## What this task involves
Pick out the lines below that include the string "Fort".
══ Data shown ══
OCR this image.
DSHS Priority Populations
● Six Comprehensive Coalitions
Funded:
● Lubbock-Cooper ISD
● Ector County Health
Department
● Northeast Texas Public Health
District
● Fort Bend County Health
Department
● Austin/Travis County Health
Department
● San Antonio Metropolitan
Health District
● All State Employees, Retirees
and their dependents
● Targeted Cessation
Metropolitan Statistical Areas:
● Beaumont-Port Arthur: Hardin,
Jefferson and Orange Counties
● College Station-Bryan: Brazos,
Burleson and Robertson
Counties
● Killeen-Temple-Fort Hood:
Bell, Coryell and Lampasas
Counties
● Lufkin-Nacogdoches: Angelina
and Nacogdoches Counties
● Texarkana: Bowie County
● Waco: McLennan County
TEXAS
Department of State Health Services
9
═══
## Written solution
● Fort Bend County Health
● Killeen-Temple-Fort Hood:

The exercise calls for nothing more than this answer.